## Start Data excerpts
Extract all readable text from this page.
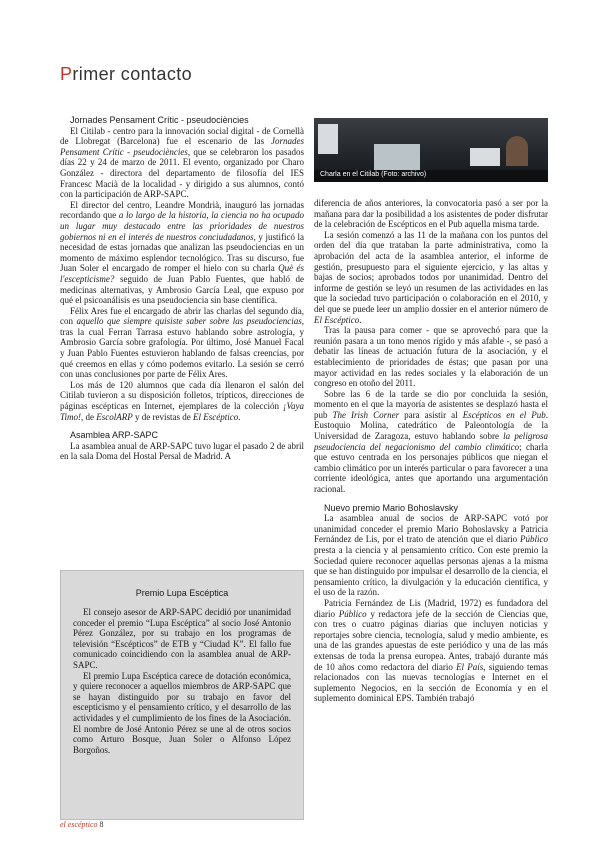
Primer contacto
Jornades Pensament Crític - pseudociències

El Citilab - centro para la innovación social digital - de Cornellà de Llobregat (Barcelona) fue el escenario de las Jornades Pensament Crític - pseudociències, que se celebraron los pasados días 22 y 24 de marzo de 2011. El evento, organizado por Charo González - directora del departamento de filosofía del IES Francesc Macià de la localidad - y dirigido a sus alumnos, contó con la participación de ARP-SAPC.

El director del centro, Leandre Mondrià, inauguró las jornadas recordando que a lo largo de la historia, la ciencia no ha ocupado un lugar muy destacado entre las prioridades de nuestros gobiernos ni en el interés de nuestros conciudadanos, y justificó la necesidad de estas jornadas que analizan las pseudociencias en un momento de máximo esplendor tecnológico. Tras su discurso, fue Juan Soler el encargado de romper el hielo con su charla Què és l'escepticisme? seguido de Juan Pablo Fuentes, que habló de medicinas alternativas, y Ambrosio García Leal, que expuso por qué el psicoanálisis es una pseudociencia sin base científica.

Félix Ares fue el encargado de abrir las charlas del segundo día, con aquello que siempre quisiste saber sobre las pseudociencias, tras la cual Ferran Tarrasa estuvo hablando sobre astrología, y Ambrosio García sobre grafología. Por último, José Manuel Facal y Juan Pablo Fuentes estuvieron hablando de falsas creencias, por qué creemos en ellas y cómo podemos evitarlo. La sesión se cerró con unas conclusiones por parte de Félix Ares.

Los más de 120 alumnos que cada día llenaron el salón del Citilab tuvieron a su disposición folletos, trípticos, direcciones de páginas escépticas en Internet, ejemplares de la colección ¡Vaya Timo!, de EscolARP y de revistas de El Escéptico.

Asamblea ARP-SAPC

La asamblea anual de ARP-SAPC tuvo lugar el pasado 2 de abril en la sala Doma del Hostal Persal de Madrid. A

Charla en el Citilab (Foto: archivo)

diferencia de años anteriores, la convocatoria pasó a ser por la mañana para dar la posibilidad a los asistentes de poder disfrutar de la celebración de Escépticos en el Pub aquella misma tarde.

La sesión comenzó a las 11 de la mañana con los puntos del orden del día que trataban la parte administrativa, como la aprobación del acta de la asamblea anterior, el informe de gestión, presupuesto para el siguiente ejercicio, y las altas y bajas de socios; aprobados todos por unanimidad. Dentro del informe de gestión se leyó un resumen de las actividades en las que la sociedad tuvo participación o colaboración en el 2010, y del que se puede leer un amplio dossier en el anterior número de El Escéptico.

Tras la pausa para comer - que se aprovechó para que la reunión pasara a un tono menos rígido y más afable -, se pasó a debatir las líneas de actuación futura de la asociación, y el establecimiento de prioridades de éstas; que pasan por una mayor actividad en las redes sociales y la elaboración de un congreso en otoño del 2011.

Sobre las 6 de la tarde se dio por concluida la sesión, momento en el que la mayoría de asistentes se desplazó hasta el pub The Irish Corner para asistir al Escépticos en el Pub. Eustoquio Molina, catedrático de Paleontología de la Universidad de Zaragoza, estuvo hablando sobre la peligrosa pseudociencia del negacionismo del cambio climático; charla que estuvo centrada en los personajes públicos que niegan el cambio climático por un interés particular o para favorecer a una corriente ideológica, antes que aportando una argumentación racional.

Nuevo premio Mario Bohoslavsky

La asamblea anual de socios de ARP-SAPC votó por unanimidad conceder el premio Mario Bohoslavsky a Patricia Fernández de Lis, por el trato de atención que el diario Público presta a la ciencia y al pensamiento crítico. Con este premio la Sociedad quiere reconocer aquellas personas ajenas a la misma que se han distinguido por impulsar el desarrollo de la ciencia, el pensamiento crítico, la divulgación y la educación científica, y el uso de la razón.

Patricia Fernández de Lis (Madrid, 1972) es fundadora del diario Público y redactora jefe de la sección de Ciencias que, con tres o cuatro páginas diarias que incluyen noticias y reportajes sobre ciencia, tecnología, salud y medio ambiente, es una de las grandes apuestas de este periódico y una de las más extensas de toda la prensa europea. Antes, trabajó durante más de 10 años como redactora del diario El País, siguiendo temas relacionados con las nuevas tecnologías e Internet en el suplemento Negocios, en la sección de Economía y en el suplemento dominical EPS. También trabajó

Premio Lupa Escéptica

El consejo asesor de ARP-SAPC decidió por unanimidad conceder el premio “Lupa Escéptica” al socio José Antonio Pérez González, por su trabajo en los programas de televisión “Escépticos” de ETB y “Ciudad K”. El fallo fue comunicado coincidiendo con la asamblea anual de ARP-SAPC.

El premio Lupa Escéptica carece de dotación económica, y quiere reconocer a aquellos miembros de ARP-SAPC que se hayan distinguido por su trabajo en favor del escepticismo y el pensamiento crítico, y el desarrollo de las actividades y el cumplimiento de los fines de la Asociación. El nombre de José Antonio Pérez se une al de otros socios como Arturo Bosque, Juan Soler o Alfonso López Borgoños.

el escéptico 8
## End Data excerpts
**What is being asked:** In the records above, locate every line with the string "pseudociències" and copy it.

**The answer:**
Jornades Pensament Crític - pseudociències
El Citilab - centro para la innovación social digital - de Cornellà de Llobregat (Barcelona) fue el escenario de las Jornades Pensament Crític - pseudociències, que se celebraron los pasados días 22 y 24 de marzo de 2011. El evento, organizado por Charo González - directora del departamento de filosofía del IES Francesc Macià de la localidad - y dirigido a sus alumnos, contó con la participación de ARP-SAPC.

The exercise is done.